#### Problem requirements:
Copy all lines of the listing that include the string "numbered".

______________________________

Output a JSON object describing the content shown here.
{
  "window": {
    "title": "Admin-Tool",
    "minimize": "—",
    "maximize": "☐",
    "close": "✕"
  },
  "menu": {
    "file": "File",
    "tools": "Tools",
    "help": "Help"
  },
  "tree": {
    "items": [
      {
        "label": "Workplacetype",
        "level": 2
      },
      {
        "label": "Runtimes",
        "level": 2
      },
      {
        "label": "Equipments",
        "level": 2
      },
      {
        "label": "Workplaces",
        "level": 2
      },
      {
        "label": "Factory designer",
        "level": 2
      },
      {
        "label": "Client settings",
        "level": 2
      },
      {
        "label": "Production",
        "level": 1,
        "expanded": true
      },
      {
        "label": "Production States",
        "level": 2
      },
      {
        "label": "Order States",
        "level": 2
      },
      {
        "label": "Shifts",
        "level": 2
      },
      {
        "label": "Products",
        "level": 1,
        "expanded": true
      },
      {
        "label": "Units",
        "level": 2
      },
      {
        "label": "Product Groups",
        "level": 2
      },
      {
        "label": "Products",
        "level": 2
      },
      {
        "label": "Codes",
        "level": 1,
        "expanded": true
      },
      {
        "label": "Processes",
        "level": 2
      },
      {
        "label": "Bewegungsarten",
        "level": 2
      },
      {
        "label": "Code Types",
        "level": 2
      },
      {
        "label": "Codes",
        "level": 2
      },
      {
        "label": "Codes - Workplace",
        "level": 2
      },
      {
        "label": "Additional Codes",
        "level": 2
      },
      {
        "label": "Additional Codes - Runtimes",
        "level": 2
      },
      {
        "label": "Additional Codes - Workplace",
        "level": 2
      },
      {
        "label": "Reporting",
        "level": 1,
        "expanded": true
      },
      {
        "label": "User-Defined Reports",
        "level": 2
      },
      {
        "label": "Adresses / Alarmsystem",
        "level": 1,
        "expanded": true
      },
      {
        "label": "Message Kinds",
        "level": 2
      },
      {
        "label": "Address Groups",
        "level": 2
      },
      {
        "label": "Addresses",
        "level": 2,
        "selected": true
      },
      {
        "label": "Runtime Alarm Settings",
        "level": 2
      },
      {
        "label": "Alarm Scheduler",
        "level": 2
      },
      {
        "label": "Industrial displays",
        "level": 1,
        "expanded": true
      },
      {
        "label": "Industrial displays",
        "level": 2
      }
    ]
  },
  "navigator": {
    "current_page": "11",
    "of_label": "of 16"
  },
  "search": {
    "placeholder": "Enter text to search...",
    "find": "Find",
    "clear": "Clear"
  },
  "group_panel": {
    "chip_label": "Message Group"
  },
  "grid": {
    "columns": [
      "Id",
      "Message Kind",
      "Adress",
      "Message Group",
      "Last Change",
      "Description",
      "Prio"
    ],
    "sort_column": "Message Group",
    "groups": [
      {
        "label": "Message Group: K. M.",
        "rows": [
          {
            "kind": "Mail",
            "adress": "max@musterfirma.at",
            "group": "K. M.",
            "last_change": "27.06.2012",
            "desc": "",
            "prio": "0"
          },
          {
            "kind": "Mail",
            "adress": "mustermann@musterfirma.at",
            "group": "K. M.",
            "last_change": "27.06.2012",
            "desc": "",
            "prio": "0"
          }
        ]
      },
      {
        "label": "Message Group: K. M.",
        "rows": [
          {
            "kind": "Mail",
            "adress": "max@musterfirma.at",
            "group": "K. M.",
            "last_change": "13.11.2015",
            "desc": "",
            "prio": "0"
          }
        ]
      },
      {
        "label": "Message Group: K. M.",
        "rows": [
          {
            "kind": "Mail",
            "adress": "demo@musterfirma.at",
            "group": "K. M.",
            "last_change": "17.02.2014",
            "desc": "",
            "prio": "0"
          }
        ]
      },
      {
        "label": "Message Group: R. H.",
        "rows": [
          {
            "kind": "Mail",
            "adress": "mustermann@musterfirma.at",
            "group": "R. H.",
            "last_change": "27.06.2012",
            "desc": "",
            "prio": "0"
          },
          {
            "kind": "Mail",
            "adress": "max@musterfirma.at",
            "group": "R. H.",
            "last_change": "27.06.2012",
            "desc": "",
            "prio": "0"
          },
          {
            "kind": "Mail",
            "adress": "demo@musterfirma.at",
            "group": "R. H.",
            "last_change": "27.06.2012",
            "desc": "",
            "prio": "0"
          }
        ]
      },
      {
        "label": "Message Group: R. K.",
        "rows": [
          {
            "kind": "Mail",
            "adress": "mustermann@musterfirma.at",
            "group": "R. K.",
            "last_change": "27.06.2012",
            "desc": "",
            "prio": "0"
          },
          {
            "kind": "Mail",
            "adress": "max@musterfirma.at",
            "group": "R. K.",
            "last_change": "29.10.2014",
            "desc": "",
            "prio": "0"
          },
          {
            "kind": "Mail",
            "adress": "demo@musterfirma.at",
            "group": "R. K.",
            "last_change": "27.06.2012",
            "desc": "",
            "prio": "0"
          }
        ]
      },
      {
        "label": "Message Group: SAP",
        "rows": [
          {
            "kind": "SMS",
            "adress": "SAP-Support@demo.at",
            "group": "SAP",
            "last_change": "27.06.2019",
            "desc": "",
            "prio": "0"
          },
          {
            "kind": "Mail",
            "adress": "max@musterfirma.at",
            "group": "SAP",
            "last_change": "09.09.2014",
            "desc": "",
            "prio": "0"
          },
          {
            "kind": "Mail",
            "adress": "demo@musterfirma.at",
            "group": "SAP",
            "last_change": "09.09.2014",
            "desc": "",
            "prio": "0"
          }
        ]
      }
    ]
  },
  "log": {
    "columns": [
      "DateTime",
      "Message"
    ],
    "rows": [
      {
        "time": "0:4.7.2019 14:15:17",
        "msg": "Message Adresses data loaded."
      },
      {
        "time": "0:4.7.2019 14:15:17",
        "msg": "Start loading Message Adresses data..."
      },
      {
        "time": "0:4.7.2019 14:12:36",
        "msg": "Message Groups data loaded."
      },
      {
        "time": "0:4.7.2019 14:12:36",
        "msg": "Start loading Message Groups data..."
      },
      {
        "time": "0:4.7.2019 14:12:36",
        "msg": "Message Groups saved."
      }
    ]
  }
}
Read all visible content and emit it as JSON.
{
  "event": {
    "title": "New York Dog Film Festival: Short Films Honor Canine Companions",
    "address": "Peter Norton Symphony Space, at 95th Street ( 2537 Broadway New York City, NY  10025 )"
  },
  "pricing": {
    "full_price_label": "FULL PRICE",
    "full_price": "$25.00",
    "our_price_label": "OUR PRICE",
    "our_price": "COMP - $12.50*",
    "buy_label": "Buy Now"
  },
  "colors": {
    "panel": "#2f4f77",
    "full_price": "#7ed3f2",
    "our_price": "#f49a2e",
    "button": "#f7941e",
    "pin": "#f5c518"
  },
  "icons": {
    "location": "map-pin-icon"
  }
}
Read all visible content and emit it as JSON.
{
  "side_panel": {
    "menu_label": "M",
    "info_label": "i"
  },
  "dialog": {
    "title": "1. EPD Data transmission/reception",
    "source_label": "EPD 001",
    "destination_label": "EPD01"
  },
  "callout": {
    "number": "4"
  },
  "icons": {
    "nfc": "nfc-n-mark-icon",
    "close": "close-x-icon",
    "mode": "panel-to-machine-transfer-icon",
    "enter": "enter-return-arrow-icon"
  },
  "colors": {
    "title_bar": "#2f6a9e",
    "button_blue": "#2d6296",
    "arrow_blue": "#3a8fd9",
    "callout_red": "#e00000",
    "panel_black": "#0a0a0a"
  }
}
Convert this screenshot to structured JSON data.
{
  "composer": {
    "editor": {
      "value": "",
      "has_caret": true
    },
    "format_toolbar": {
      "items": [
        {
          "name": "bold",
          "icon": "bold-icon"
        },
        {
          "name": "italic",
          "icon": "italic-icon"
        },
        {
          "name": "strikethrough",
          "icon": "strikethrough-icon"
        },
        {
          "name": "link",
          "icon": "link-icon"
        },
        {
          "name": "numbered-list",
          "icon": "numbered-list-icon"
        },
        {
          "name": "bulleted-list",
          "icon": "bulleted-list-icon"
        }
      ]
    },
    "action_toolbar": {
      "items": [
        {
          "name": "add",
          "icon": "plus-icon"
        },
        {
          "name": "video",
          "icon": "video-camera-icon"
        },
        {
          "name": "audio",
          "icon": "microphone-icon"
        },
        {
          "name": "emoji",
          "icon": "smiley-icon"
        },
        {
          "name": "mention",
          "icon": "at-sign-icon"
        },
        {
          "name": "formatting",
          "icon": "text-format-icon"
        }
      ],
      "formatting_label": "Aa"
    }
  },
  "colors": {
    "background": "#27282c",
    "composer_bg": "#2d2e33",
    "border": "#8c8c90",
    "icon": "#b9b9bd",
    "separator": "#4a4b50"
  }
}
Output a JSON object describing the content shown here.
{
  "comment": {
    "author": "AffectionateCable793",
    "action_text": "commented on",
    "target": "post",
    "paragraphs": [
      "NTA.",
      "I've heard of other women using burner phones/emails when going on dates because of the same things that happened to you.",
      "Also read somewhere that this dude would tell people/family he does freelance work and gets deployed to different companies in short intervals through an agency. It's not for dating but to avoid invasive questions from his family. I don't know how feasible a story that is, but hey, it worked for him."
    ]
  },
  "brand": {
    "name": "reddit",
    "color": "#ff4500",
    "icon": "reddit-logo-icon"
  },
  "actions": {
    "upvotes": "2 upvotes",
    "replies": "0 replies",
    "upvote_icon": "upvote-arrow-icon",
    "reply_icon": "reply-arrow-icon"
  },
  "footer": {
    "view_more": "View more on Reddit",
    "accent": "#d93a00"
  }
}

______________________________

#### Written reply:
          "name": "numbered-list",
          "icon": "numbered-list-icon"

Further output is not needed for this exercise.